>> Start

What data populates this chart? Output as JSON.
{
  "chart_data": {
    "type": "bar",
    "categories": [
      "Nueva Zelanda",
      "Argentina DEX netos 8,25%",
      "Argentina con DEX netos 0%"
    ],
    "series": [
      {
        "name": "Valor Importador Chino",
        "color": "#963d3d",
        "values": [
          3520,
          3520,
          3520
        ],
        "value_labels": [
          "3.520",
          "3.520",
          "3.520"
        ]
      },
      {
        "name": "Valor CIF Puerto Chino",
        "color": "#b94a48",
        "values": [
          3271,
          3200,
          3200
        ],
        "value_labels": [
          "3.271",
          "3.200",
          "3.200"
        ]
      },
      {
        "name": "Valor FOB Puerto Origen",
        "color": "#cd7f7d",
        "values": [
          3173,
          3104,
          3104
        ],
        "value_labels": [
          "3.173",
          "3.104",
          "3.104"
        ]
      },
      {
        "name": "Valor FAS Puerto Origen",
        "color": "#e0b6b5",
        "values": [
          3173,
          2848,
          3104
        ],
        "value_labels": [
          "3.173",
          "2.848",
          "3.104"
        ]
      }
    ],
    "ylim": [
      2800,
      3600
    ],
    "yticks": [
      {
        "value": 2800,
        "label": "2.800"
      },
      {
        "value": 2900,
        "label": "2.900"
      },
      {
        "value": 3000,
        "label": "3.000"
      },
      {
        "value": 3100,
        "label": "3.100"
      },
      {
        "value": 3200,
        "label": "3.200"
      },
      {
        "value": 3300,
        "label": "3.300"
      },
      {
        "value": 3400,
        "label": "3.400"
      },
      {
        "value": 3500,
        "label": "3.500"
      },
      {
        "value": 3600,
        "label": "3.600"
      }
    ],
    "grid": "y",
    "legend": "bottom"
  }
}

>> End

# YOUR OBJECTIVE
Every line that holds the word "Chino" counts once; state the total number of such lines and nothing else.

# RIGHT ANSWER
2